> RECORDS SHOWN:
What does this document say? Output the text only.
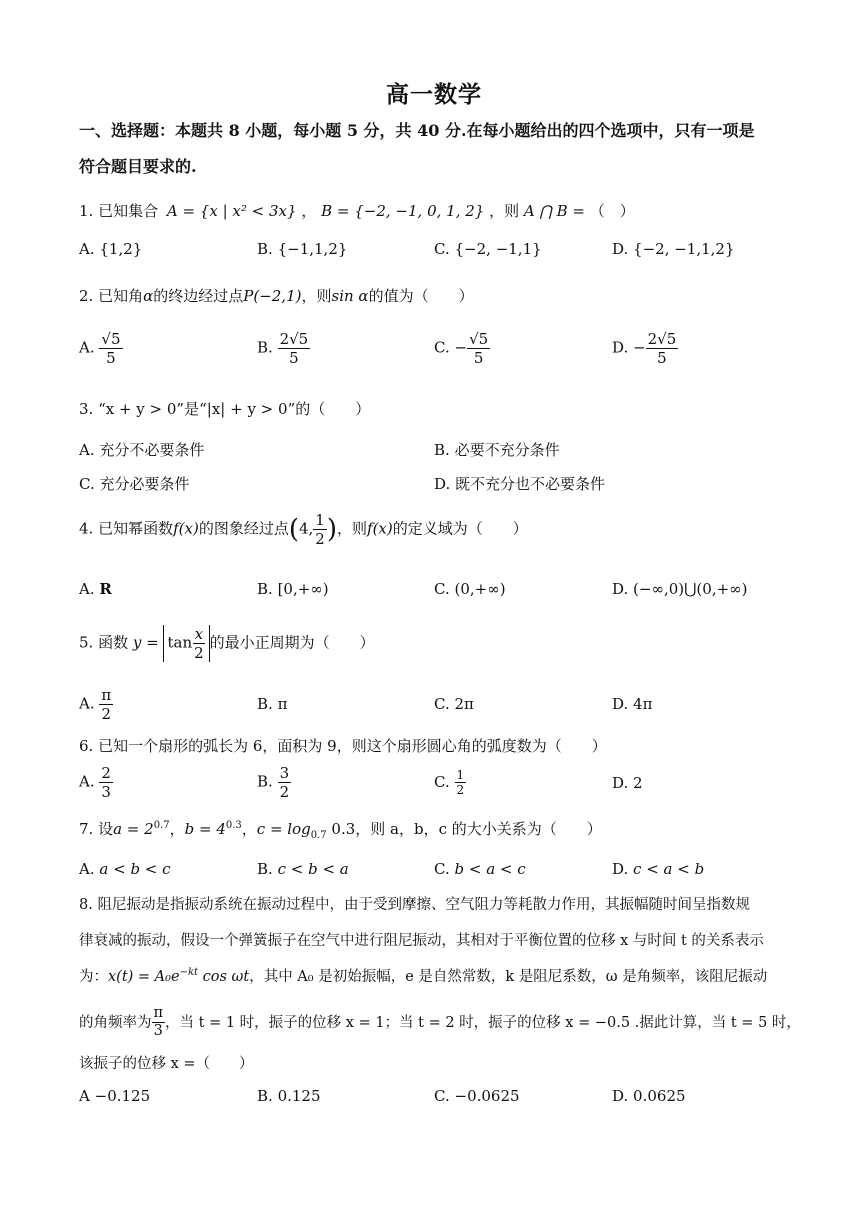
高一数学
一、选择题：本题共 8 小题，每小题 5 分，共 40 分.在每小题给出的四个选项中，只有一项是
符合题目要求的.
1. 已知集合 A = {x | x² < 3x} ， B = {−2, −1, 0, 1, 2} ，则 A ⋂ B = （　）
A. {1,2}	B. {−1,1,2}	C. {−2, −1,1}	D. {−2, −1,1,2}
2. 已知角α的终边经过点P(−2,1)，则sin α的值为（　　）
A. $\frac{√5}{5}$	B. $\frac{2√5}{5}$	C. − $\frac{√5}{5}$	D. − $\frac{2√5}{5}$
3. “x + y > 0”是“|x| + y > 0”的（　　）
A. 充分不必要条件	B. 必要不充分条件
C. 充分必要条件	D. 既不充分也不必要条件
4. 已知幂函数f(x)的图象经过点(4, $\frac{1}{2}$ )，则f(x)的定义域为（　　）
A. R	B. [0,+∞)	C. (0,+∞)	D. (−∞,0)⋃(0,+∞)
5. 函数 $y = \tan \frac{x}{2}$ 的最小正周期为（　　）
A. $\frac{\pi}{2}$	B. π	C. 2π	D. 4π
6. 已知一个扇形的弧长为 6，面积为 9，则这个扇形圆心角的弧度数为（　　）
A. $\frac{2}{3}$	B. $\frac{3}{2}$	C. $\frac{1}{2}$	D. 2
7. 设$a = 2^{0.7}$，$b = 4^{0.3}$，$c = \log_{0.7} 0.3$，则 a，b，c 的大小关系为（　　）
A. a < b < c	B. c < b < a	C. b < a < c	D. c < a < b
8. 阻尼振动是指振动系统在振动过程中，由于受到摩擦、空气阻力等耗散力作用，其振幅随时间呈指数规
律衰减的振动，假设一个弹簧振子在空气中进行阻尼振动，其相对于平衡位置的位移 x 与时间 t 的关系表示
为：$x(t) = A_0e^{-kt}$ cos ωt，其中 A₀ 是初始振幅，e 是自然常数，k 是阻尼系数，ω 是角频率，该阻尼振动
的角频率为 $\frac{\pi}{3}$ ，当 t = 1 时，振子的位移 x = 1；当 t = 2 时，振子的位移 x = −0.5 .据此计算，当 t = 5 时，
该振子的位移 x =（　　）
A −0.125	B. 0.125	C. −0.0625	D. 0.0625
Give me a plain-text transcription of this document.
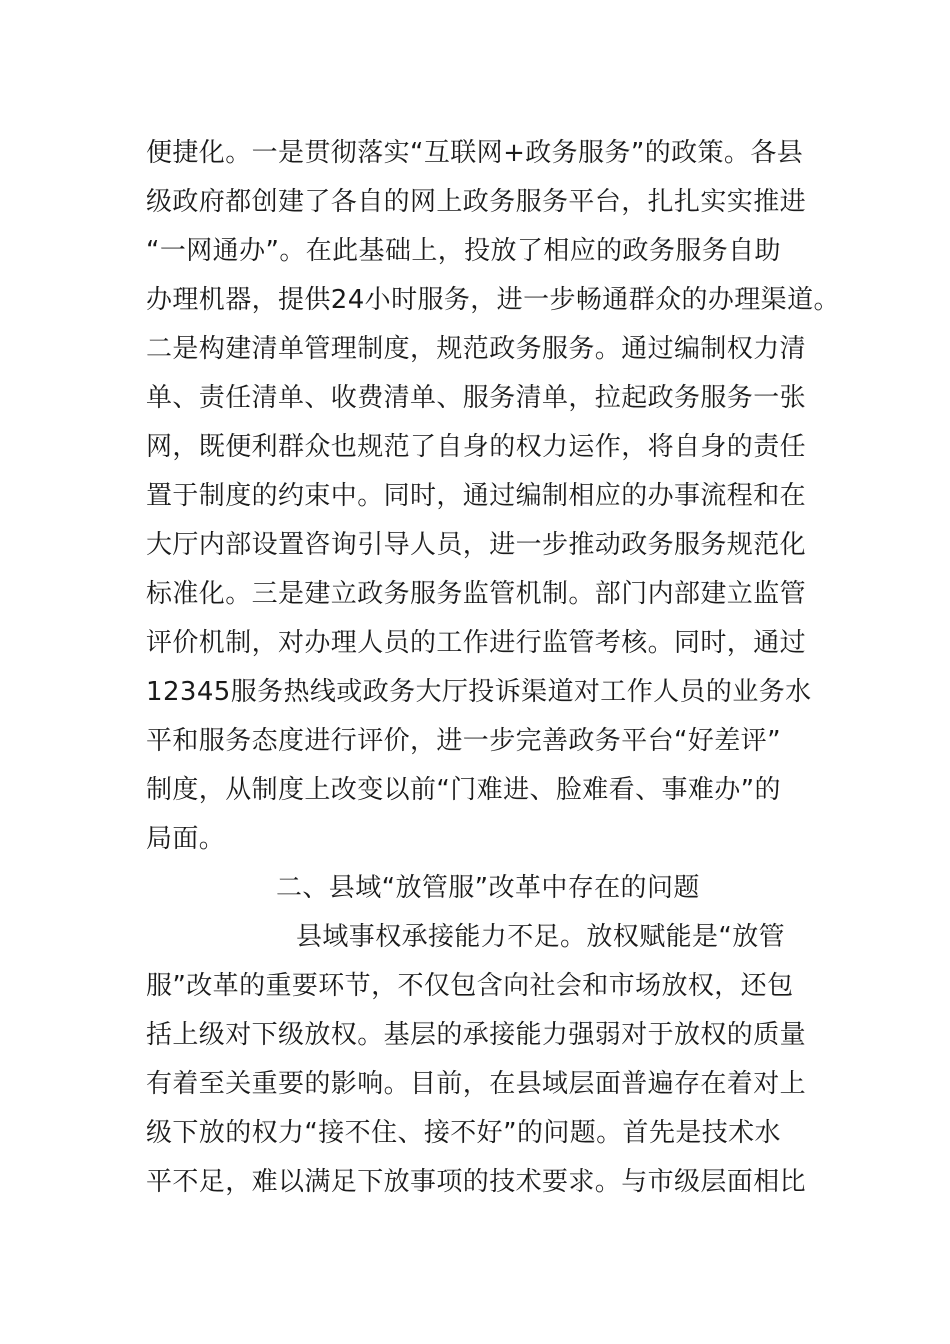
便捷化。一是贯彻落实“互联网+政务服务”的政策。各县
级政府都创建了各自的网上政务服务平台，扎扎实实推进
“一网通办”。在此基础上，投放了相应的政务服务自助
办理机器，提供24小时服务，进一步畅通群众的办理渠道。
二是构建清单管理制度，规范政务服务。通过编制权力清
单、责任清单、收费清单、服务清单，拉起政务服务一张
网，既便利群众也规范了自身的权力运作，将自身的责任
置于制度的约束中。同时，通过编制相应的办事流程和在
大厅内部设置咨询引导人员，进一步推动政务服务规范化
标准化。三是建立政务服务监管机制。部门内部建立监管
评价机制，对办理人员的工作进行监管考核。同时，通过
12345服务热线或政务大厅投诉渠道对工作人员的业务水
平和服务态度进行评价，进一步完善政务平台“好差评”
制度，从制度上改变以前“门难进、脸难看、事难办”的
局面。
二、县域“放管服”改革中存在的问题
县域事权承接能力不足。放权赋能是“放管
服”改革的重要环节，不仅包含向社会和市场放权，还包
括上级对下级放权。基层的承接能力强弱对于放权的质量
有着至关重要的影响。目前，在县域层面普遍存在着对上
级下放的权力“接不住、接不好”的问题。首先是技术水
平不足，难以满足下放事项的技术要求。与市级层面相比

> WRITTEN REQUEST: Write out an exact copy of the lines beginning at the line that contains "Give me a plain-text" and ending at the last line of the listing. Exclude pictures.

> SOLUTION:
Give me a plain-text transcription of this document.
便捷化。一是贯彻落实“互联网+政务服务”的政策。各县
级政府都创建了各自的网上政务服务平台，扎扎实实推进
“一网通办”。在此基础上，投放了相应的政务服务自助
办理机器，提供24小时服务，进一步畅通群众的办理渠道。
二是构建清单管理制度，规范政务服务。通过编制权力清
单、责任清单、收费清单、服务清单，拉起政务服务一张
网，既便利群众也规范了自身的权力运作，将自身的责任
置于制度的约束中。同时，通过编制相应的办事流程和在
大厅内部设置咨询引导人员，进一步推动政务服务规范化
标准化。三是建立政务服务监管机制。部门内部建立监管
评价机制，对办理人员的工作进行监管考核。同时，通过
12345服务热线或政务大厅投诉渠道对工作人员的业务水
平和服务态度进行评价，进一步完善政务平台“好差评”
制度，从制度上改变以前“门难进、脸难看、事难办”的
局面。
二、县域“放管服”改革中存在的问题
县域事权承接能力不足。放权赋能是“放管
服”改革的重要环节，不仅包含向社会和市场放权，还包
括上级对下级放权。基层的承接能力强弱对于放权的质量
有着至关重要的影响。目前，在县域层面普遍存在着对上
级下放的权力“接不住、接不好”的问题。首先是技术水
平不足，难以满足下放事项的技术要求。与市级层面相比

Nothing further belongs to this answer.